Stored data
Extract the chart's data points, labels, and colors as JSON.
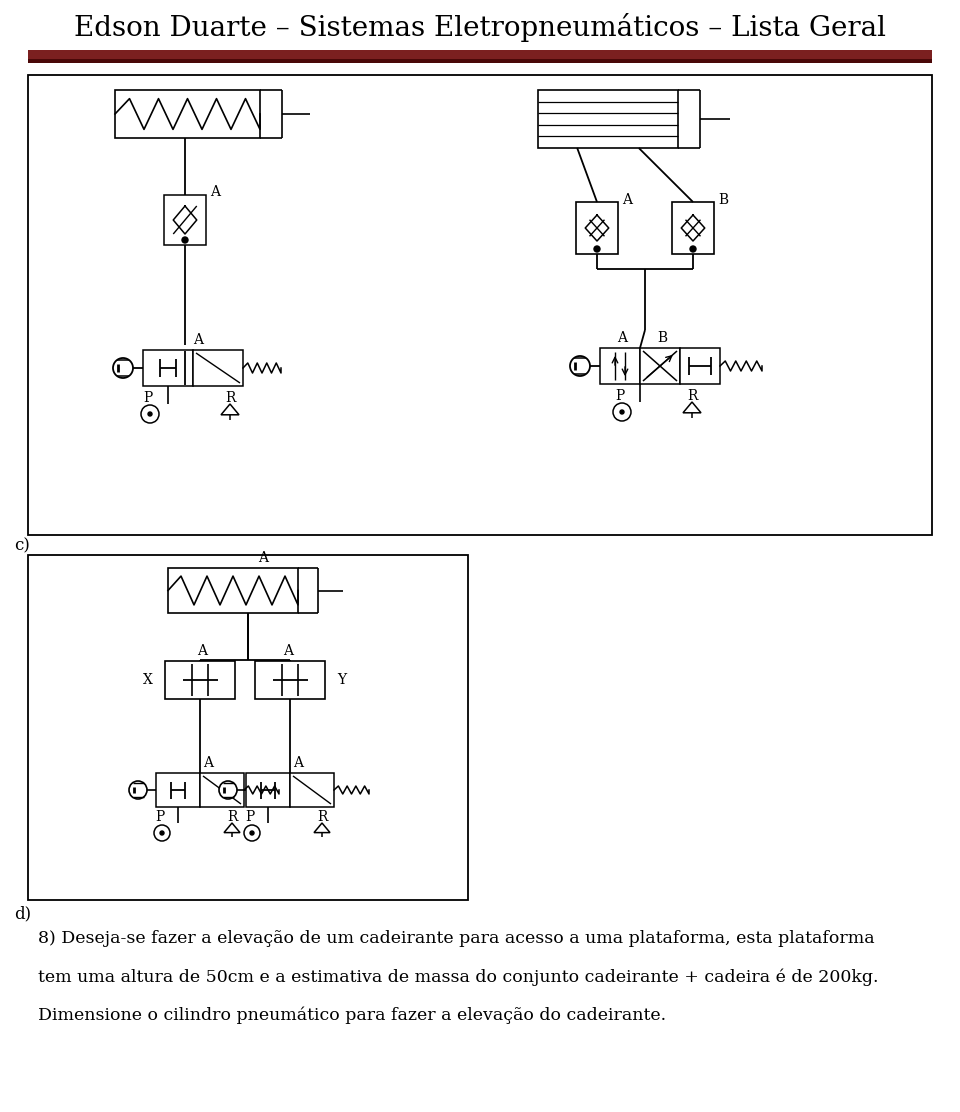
{
  "title": "Edson Duarte – Sistemas Eletropneumáticos – Lista Geral",
  "title_fontsize": 20,
  "title_color": "#000000",
  "bar_color1": "#7B2020",
  "bar_color2": "#4A0808",
  "question_text_line1": "8) Deseja-se fazer a elevação de um cadeirante para acesso a uma plataforma, esta plataforma",
  "question_text_line2": "tem uma altura de 50cm e a estimativa de massa do conjunto cadeirante + cadeira é de 200kg.",
  "question_text_line3": "Dimensione o cilindro pneumático para fazer a elevação do cadeirante.",
  "question_fontsize": 12.5,
  "background_color": "#ffffff",
  "fig_width": 9.6,
  "fig_height": 11.12,
  "label_c": "c)",
  "label_d": "d)"
}
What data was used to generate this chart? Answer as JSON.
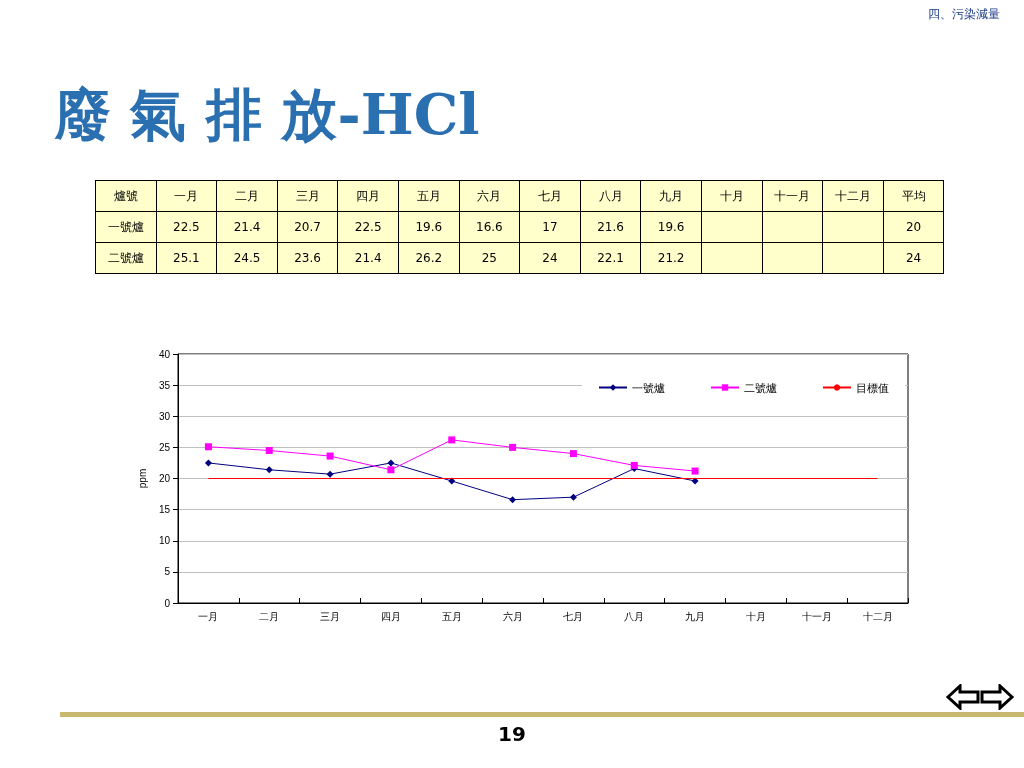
{
  "chart_data": {
    "type": "line",
    "title": "廢 氣 排 放-HCl",
    "subtitle": "四、污染減量",
    "ylabel": "ppm",
    "categories": [
      "一月",
      "二月",
      "三月",
      "四月",
      "五月",
      "六月",
      "七月",
      "八月",
      "九月",
      "十月",
      "十一月",
      "十二月"
    ],
    "series": [
      {
        "name": "一號爐",
        "color": "#000080",
        "marker": "diamond",
        "values": [
          22.5,
          21.4,
          20.7,
          22.5,
          19.6,
          16.6,
          17,
          21.6,
          19.6,
          null,
          null,
          null
        ]
      },
      {
        "name": "二號爐",
        "color": "#ff00ff",
        "marker": "square",
        "values": [
          25.1,
          24.5,
          23.6,
          21.4,
          26.2,
          25,
          24,
          22.1,
          21.2,
          null,
          null,
          null
        ]
      }
    ],
    "ref_lines": [
      {
        "axis": "y",
        "value": 20,
        "label": "目標值",
        "color": "#ff0000",
        "line_style": "solid"
      }
    ],
    "ylim": [
      0,
      40
    ],
    "yticks": [
      0,
      5,
      10,
      15,
      20,
      25,
      30,
      35,
      40
    ],
    "grid": "y",
    "legend": "top right",
    "data_labels": true,
    "annotations": [
      "爐號",
      "平均",
      "20",
      "24",
      "19"
    ]
  }
}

- _Work instructions_: Copy the material shown above in full and exactly. Skip the pictures.

- _Result below_:
Extract the chart's data points, labels, and colors as JSON.
{
  "title": "Edson Duarte – Sistemas Eletropneumáticos – Lista Geral",
  "title_fontsize": 20,
  "title_color": "#000000",
  "bar_color1": "#7B2020",
  "bar_color2": "#4A0808",
  "question_text_line1": "8) Deseja-se fazer a elevação de um cadeirante para acesso a uma plataforma, esta plataforma",
  "question_text_line2": "tem uma altura de 50cm e a estimativa de massa do conjunto cadeirante + cadeira é de 200kg.",
  "question_text_line3": "Dimensione o cilindro pneumático para fazer a elevação do cadeirante.",
  "question_fontsize": 12.5,
  "background_color": "#ffffff",
  "fig_width": 9.6,
  "fig_height": 11.12,
  "label_c": "c)",
  "label_d": "d)"
}
What data was used to generate this chart? Answer as JSON.
{
  "chart_data": {
    "type": "line",
    "title": "廢 氣 排 放-HCl",
    "subtitle": "四、污染減量",
    "ylabel": "ppm",
    "categories": [
      "一月",
      "二月",
      "三月",
      "四月",
      "五月",
      "六月",
      "七月",
      "八月",
      "九月",
      "十月",
      "十一月",
      "十二月"
    ],
    "series": [
      {
        "name": "一號爐",
        "color": "#000080",
        "marker": "diamond",
        "values": [
          22.5,
          21.4,
          20.7,
          22.5,
          19.6,
          16.6,
          17,
          21.6,
          19.6,
          null,
          null,
          null
        ]
      },
      {
        "name": "二號爐",
        "color": "#ff00ff",
        "marker": "square",
        "values": [
          25.1,
          24.5,
          23.6,
          21.4,
          26.2,
          25,
          24,
          22.1,
          21.2,
          null,
          null,
          null
        ]
      }
    ],
    "ref_lines": [
      {
        "axis": "y",
        "value": 20,
        "label": "目標值",
        "color": "#ff0000",
        "line_style": "solid"
      }
    ],
    "ylim": [
      0,
      40
    ],
    "yticks": [
      0,
      5,
      10,
      15,
      20,
      25,
      30,
      35,
      40
    ],
    "grid": "y",
    "legend": "top right",
    "data_labels": true,
    "annotations": [
      "爐號",
      "平均",
      "20",
      "24",
      "19"
    ]
  }
}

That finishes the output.